Set problem: Copy the lines below as they are; omit the images they contain.

(Records from a collection of figures)
━━━━━━━━━━
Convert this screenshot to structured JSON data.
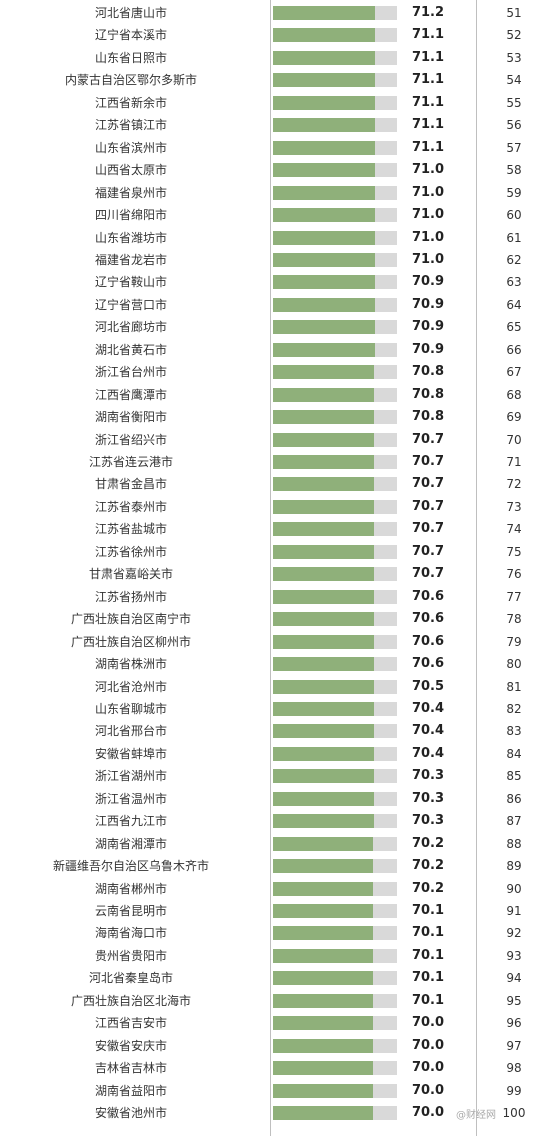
{
  "chart_data": {
    "type": "bar",
    "orientation": "horizontal",
    "rows": [
      {
        "name": "河北省唐山市",
        "value": 71.2,
        "rank": 51
      },
      {
        "name": "辽宁省本溪市",
        "value": 71.1,
        "rank": 52
      },
      {
        "name": "山东省日照市",
        "value": 71.1,
        "rank": 53
      },
      {
        "name": "内蒙古自治区鄂尔多斯市",
        "value": 71.1,
        "rank": 54
      },
      {
        "name": "江西省新余市",
        "value": 71.1,
        "rank": 55
      },
      {
        "name": "江苏省镇江市",
        "value": 71.1,
        "rank": 56
      },
      {
        "name": "山东省滨州市",
        "value": 71.1,
        "rank": 57
      },
      {
        "name": "山西省太原市",
        "value": 71.0,
        "rank": 58
      },
      {
        "name": "福建省泉州市",
        "value": 71.0,
        "rank": 59
      },
      {
        "name": "四川省绵阳市",
        "value": 71.0,
        "rank": 60
      },
      {
        "name": "山东省潍坊市",
        "value": 71.0,
        "rank": 61
      },
      {
        "name": "福建省龙岩市",
        "value": 71.0,
        "rank": 62
      },
      {
        "name": "辽宁省鞍山市",
        "value": 70.9,
        "rank": 63
      },
      {
        "name": "辽宁省营口市",
        "value": 70.9,
        "rank": 64
      },
      {
        "name": "河北省廊坊市",
        "value": 70.9,
        "rank": 65
      },
      {
        "name": "湖北省黄石市",
        "value": 70.9,
        "rank": 66
      },
      {
        "name": "浙江省台州市",
        "value": 70.8,
        "rank": 67
      },
      {
        "name": "江西省鹰潭市",
        "value": 70.8,
        "rank": 68
      },
      {
        "name": "湖南省衡阳市",
        "value": 70.8,
        "rank": 69
      },
      {
        "name": "浙江省绍兴市",
        "value": 70.7,
        "rank": 70
      },
      {
        "name": "江苏省连云港市",
        "value": 70.7,
        "rank": 71
      },
      {
        "name": "甘肃省金昌市",
        "value": 70.7,
        "rank": 72
      },
      {
        "name": "江苏省泰州市",
        "value": 70.7,
        "rank": 73
      },
      {
        "name": "江苏省盐城市",
        "value": 70.7,
        "rank": 74
      },
      {
        "name": "江苏省徐州市",
        "value": 70.7,
        "rank": 75
      },
      {
        "name": "甘肃省嘉峪关市",
        "value": 70.7,
        "rank": 76
      },
      {
        "name": "江苏省扬州市",
        "value": 70.6,
        "rank": 77
      },
      {
        "name": "广西壮族自治区南宁市",
        "value": 70.6,
        "rank": 78
      },
      {
        "name": "广西壮族自治区柳州市",
        "value": 70.6,
        "rank": 79
      },
      {
        "name": "湖南省株洲市",
        "value": 70.6,
        "rank": 80
      },
      {
        "name": "河北省沧州市",
        "value": 70.5,
        "rank": 81
      },
      {
        "name": "山东省聊城市",
        "value": 70.4,
        "rank": 82
      },
      {
        "name": "河北省邢台市",
        "value": 70.4,
        "rank": 83
      },
      {
        "name": "安徽省蚌埠市",
        "value": 70.4,
        "rank": 84
      },
      {
        "name": "浙江省湖州市",
        "value": 70.3,
        "rank": 85
      },
      {
        "name": "浙江省温州市",
        "value": 70.3,
        "rank": 86
      },
      {
        "name": "江西省九江市",
        "value": 70.3,
        "rank": 87
      },
      {
        "name": "湖南省湘潭市",
        "value": 70.2,
        "rank": 88
      },
      {
        "name": "新疆维吾尔自治区乌鲁木齐市",
        "value": 70.2,
        "rank": 89
      },
      {
        "name": "湖南省郴州市",
        "value": 70.2,
        "rank": 90
      },
      {
        "name": "云南省昆明市",
        "value": 70.1,
        "rank": 91
      },
      {
        "name": "海南省海口市",
        "value": 70.1,
        "rank": 92
      },
      {
        "name": "贵州省贵阳市",
        "value": 70.1,
        "rank": 93
      },
      {
        "name": "河北省秦皇岛市",
        "value": 70.1,
        "rank": 94
      },
      {
        "name": "广西壮族自治区北海市",
        "value": 70.1,
        "rank": 95
      },
      {
        "name": "江西省吉安市",
        "value": 70.0,
        "rank": 96
      },
      {
        "name": "安徽省安庆市",
        "value": 70.0,
        "rank": 97
      },
      {
        "name": "吉林省吉林市",
        "value": 70.0,
        "rank": 98
      },
      {
        "name": "湖南省益阳市",
        "value": 70.0,
        "rank": 99
      },
      {
        "name": "安徽省池州市",
        "value": 70.0,
        "rank": 100
      }
    ],
    "colors": {
      "bar": "#8fb07a",
      "bar_remainder": "#d9d9d9",
      "rule": "#bfbfbf"
    }
  },
  "watermark": "@财经网"
}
━━━━━━━━━━
Final result:
Convert this screenshot to structured JSON data.
{
  "chart_data": {
    "type": "bar",
    "orientation": "horizontal",
    "rows": [
      {
        "name": "河北省唐山市",
        "value": 71.2,
        "rank": 51
      },
      {
        "name": "辽宁省本溪市",
        "value": 71.1,
        "rank": 52
      },
      {
        "name": "山东省日照市",
        "value": 71.1,
        "rank": 53
      },
      {
        "name": "内蒙古自治区鄂尔多斯市",
        "value": 71.1,
        "rank": 54
      },
      {
        "name": "江西省新余市",
        "value": 71.1,
        "rank": 55
      },
      {
        "name": "江苏省镇江市",
        "value": 71.1,
        "rank": 56
      },
      {
        "name": "山东省滨州市",
        "value": 71.1,
        "rank": 57
      },
      {
        "name": "山西省太原市",
        "value": 71.0,
        "rank": 58
      },
      {
        "name": "福建省泉州市",
        "value": 71.0,
        "rank": 59
      },
      {
        "name": "四川省绵阳市",
        "value": 71.0,
        "rank": 60
      },
      {
        "name": "山东省潍坊市",
        "value": 71.0,
        "rank": 61
      },
      {
        "name": "福建省龙岩市",
        "value": 71.0,
        "rank": 62
      },
      {
        "name": "辽宁省鞍山市",
        "value": 70.9,
        "rank": 63
      },
      {
        "name": "辽宁省营口市",
        "value": 70.9,
        "rank": 64
      },
      {
        "name": "河北省廊坊市",
        "value": 70.9,
        "rank": 65
      },
      {
        "name": "湖北省黄石市",
        "value": 70.9,
        "rank": 66
      },
      {
        "name": "浙江省台州市",
        "value": 70.8,
        "rank": 67
      },
      {
        "name": "江西省鹰潭市",
        "value": 70.8,
        "rank": 68
      },
      {
        "name": "湖南省衡阳市",
        "value": 70.8,
        "rank": 69
      },
      {
        "name": "浙江省绍兴市",
        "value": 70.7,
        "rank": 70
      },
      {
        "name": "江苏省连云港市",
        "value": 70.7,
        "rank": 71
      },
      {
        "name": "甘肃省金昌市",
        "value": 70.7,
        "rank": 72
      },
      {
        "name": "江苏省泰州市",
        "value": 70.7,
        "rank": 73
      },
      {
        "name": "江苏省盐城市",
        "value": 70.7,
        "rank": 74
      },
      {
        "name": "江苏省徐州市",
        "value": 70.7,
        "rank": 75
      },
      {
        "name": "甘肃省嘉峪关市",
        "value": 70.7,
        "rank": 76
      },
      {
        "name": "江苏省扬州市",
        "value": 70.6,
        "rank": 77
      },
      {
        "name": "广西壮族自治区南宁市",
        "value": 70.6,
        "rank": 78
      },
      {
        "name": "广西壮族自治区柳州市",
        "value": 70.6,
        "rank": 79
      },
      {
        "name": "湖南省株洲市",
        "value": 70.6,
        "rank": 80
      },
      {
        "name": "河北省沧州市",
        "value": 70.5,
        "rank": 81
      },
      {
        "name": "山东省聊城市",
        "value": 70.4,
        "rank": 82
      },
      {
        "name": "河北省邢台市",
        "value": 70.4,
        "rank": 83
      },
      {
        "name": "安徽省蚌埠市",
        "value": 70.4,
        "rank": 84
      },
      {
        "name": "浙江省湖州市",
        "value": 70.3,
        "rank": 85
      },
      {
        "name": "浙江省温州市",
        "value": 70.3,
        "rank": 86
      },
      {
        "name": "江西省九江市",
        "value": 70.3,
        "rank": 87
      },
      {
        "name": "湖南省湘潭市",
        "value": 70.2,
        "rank": 88
      },
      {
        "name": "新疆维吾尔自治区乌鲁木齐市",
        "value": 70.2,
        "rank": 89
      },
      {
        "name": "湖南省郴州市",
        "value": 70.2,
        "rank": 90
      },
      {
        "name": "云南省昆明市",
        "value": 70.1,
        "rank": 91
      },
      {
        "name": "海南省海口市",
        "value": 70.1,
        "rank": 92
      },
      {
        "name": "贵州省贵阳市",
        "value": 70.1,
        "rank": 93
      },
      {
        "name": "河北省秦皇岛市",
        "value": 70.1,
        "rank": 94
      },
      {
        "name": "广西壮族自治区北海市",
        "value": 70.1,
        "rank": 95
      },
      {
        "name": "江西省吉安市",
        "value": 70.0,
        "rank": 96
      },
      {
        "name": "安徽省安庆市",
        "value": 70.0,
        "rank": 97
      },
      {
        "name": "吉林省吉林市",
        "value": 70.0,
        "rank": 98
      },
      {
        "name": "湖南省益阳市",
        "value": 70.0,
        "rank": 99
      },
      {
        "name": "安徽省池州市",
        "value": 70.0,
        "rank": 100
      }
    ],
    "colors": {
      "bar": "#8fb07a",
      "bar_remainder": "#d9d9d9",
      "rule": "#bfbfbf"
    }
  },
  "watermark": "@财经网"
}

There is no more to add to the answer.